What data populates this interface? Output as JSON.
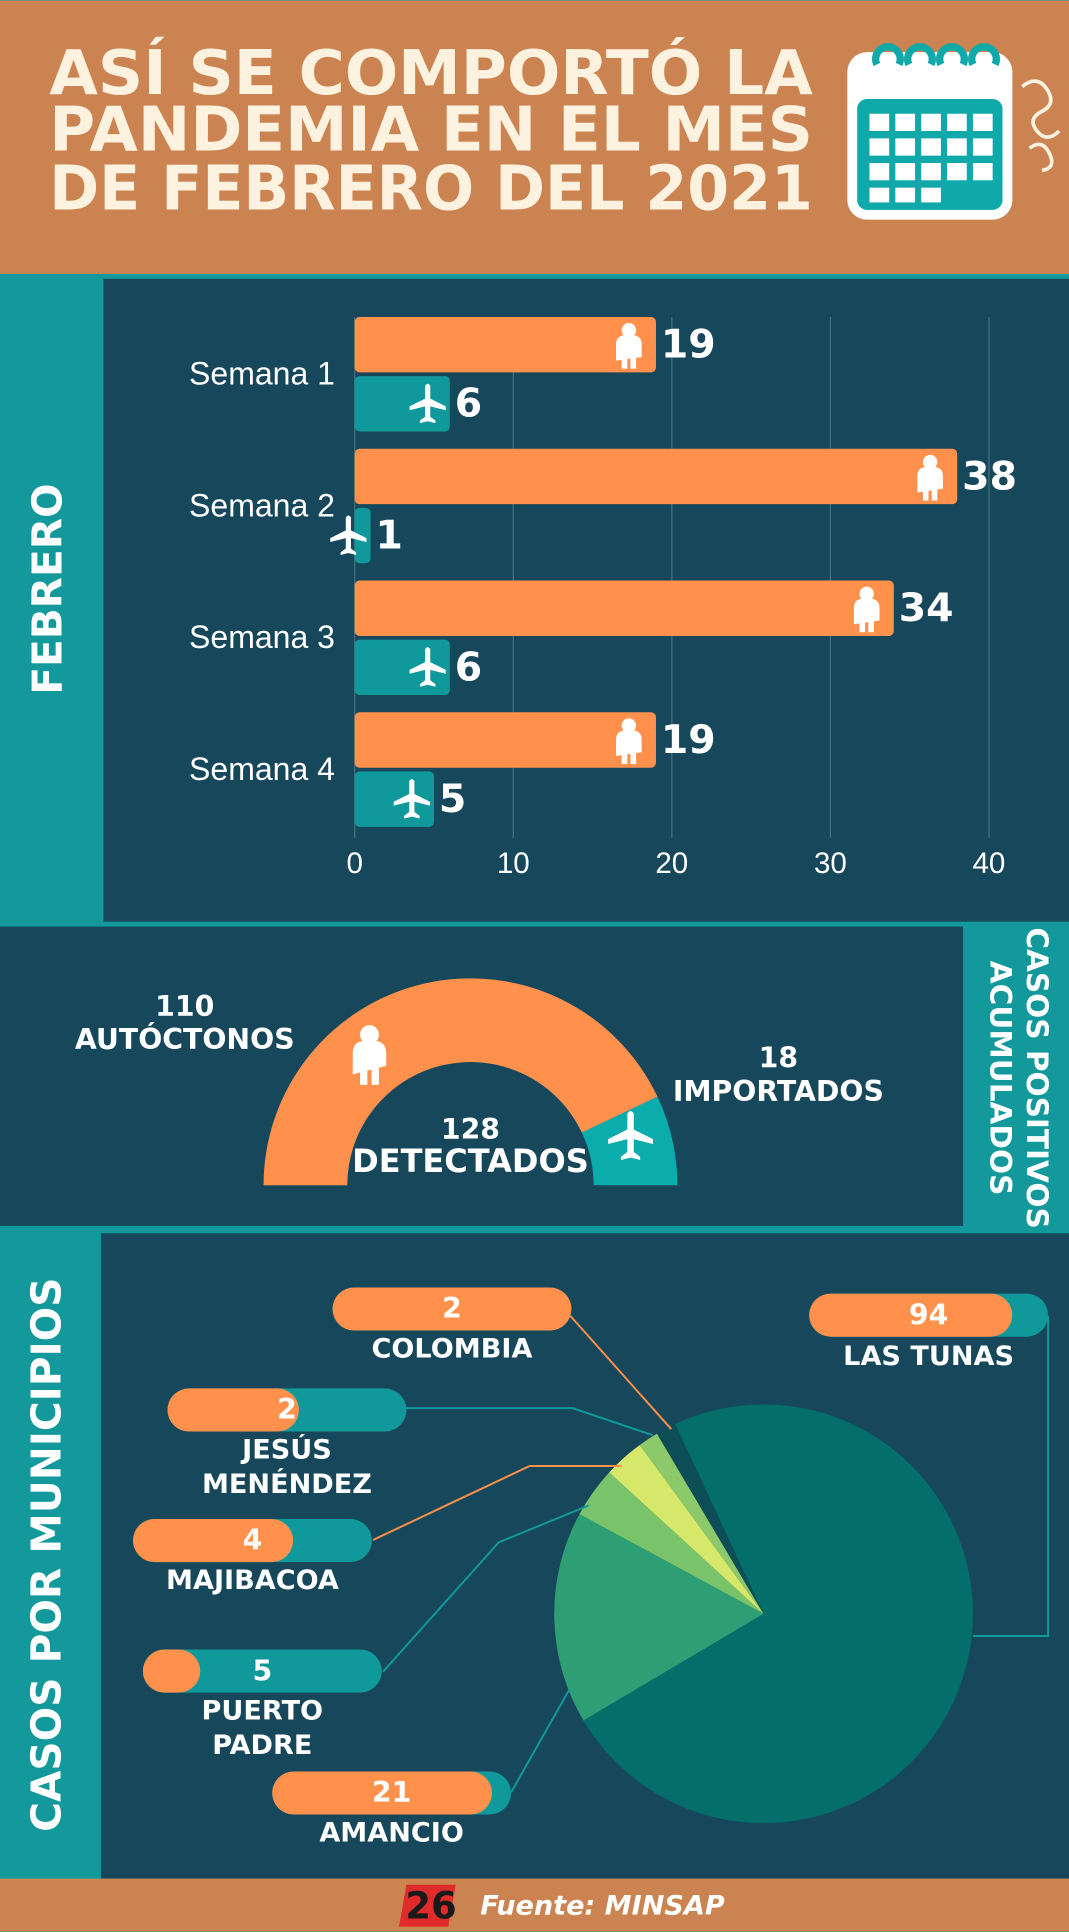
{
  "title": [
    "ASÍ SE COMPORTÓ LA",
    "PANDEMIA EN EL MES",
    "DE FEBRERO DEL 2021"
  ],
  "chart_data": [
    {
      "type": "bar",
      "section": "FEBRERO",
      "categories": [
        "Semana 1",
        "Semana 2",
        "Semana 3",
        "Semana 4"
      ],
      "series": [
        {
          "color": "#ff914d",
          "values": [
            19,
            38,
            34,
            19
          ]
        },
        {
          "color": "#10999a",
          "values": [
            6,
            1,
            6,
            5
          ]
        }
      ],
      "xlim": [
        0,
        40
      ],
      "xticks": [
        0,
        10,
        20,
        30,
        40
      ],
      "grid": true
    },
    {
      "type": "half-donut",
      "section": [
        "CASOS POSITIVOS",
        "ACUMULADOS"
      ],
      "categories": [
        "AUTÓCTONOS",
        "IMPORTADOS"
      ],
      "values": [
        110,
        18
      ],
      "colors": [
        "#ff914d",
        "#0aacac"
      ],
      "total": 128,
      "total_label": "DETECTADOS"
    },
    {
      "type": "pie",
      "section": "CASOS POR MUNICIPIOS",
      "categories": [
        "COLOMBIA",
        "JESÚS MENÉNDEZ",
        "MAJIBACOA",
        "PUERTO PADRE",
        "AMANCIO",
        "LAS TUNAS"
      ],
      "values": [
        2,
        2,
        4,
        5,
        21,
        94
      ],
      "colors": [
        "#0d4d55",
        "#8cc96a",
        "#d6e86a",
        "#79c46b",
        "#2e9e75",
        "#046e6b"
      ]
    }
  ],
  "logo": "26",
  "source": "Fuente: MINSAP"
}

┄┄┄┄┄┄┄┄┄┄┄┄┄┄┄┄┄┄┄┄

**GIVEN EXERCISE**. Retype all of the entries exactly as written, leaving out any images.

**RESPONSE BELOW**.
What data populates this interface? Output as JSON.
{
  "title": [
    "ASÍ SE COMPORTÓ LA",
    "PANDEMIA EN EL MES",
    "DE FEBRERO DEL 2021"
  ],
  "chart_data": [
    {
      "type": "bar",
      "section": "FEBRERO",
      "categories": [
        "Semana 1",
        "Semana 2",
        "Semana 3",
        "Semana 4"
      ],
      "series": [
        {
          "color": "#ff914d",
          "values": [
            19,
            38,
            34,
            19
          ]
        },
        {
          "color": "#10999a",
          "values": [
            6,
            1,
            6,
            5
          ]
        }
      ],
      "xlim": [
        0,
        40
      ],
      "xticks": [
        0,
        10,
        20,
        30,
        40
      ],
      "grid": true
    },
    {
      "type": "half-donut",
      "section": [
        "CASOS POSITIVOS",
        "ACUMULADOS"
      ],
      "categories": [
        "AUTÓCTONOS",
        "IMPORTADOS"
      ],
      "values": [
        110,
        18
      ],
      "colors": [
        "#ff914d",
        "#0aacac"
      ],
      "total": 128,
      "total_label": "DETECTADOS"
    },
    {
      "type": "pie",
      "section": "CASOS POR MUNICIPIOS",
      "categories": [
        "COLOMBIA",
        "JESÚS MENÉNDEZ",
        "MAJIBACOA",
        "PUERTO PADRE",
        "AMANCIO",
        "LAS TUNAS"
      ],
      "values": [
        2,
        2,
        4,
        5,
        21,
        94
      ],
      "colors": [
        "#0d4d55",
        "#8cc96a",
        "#d6e86a",
        "#79c46b",
        "#2e9e75",
        "#046e6b"
      ]
    }
  ],
  "logo": "26",
  "source": "Fuente: MINSAP"
}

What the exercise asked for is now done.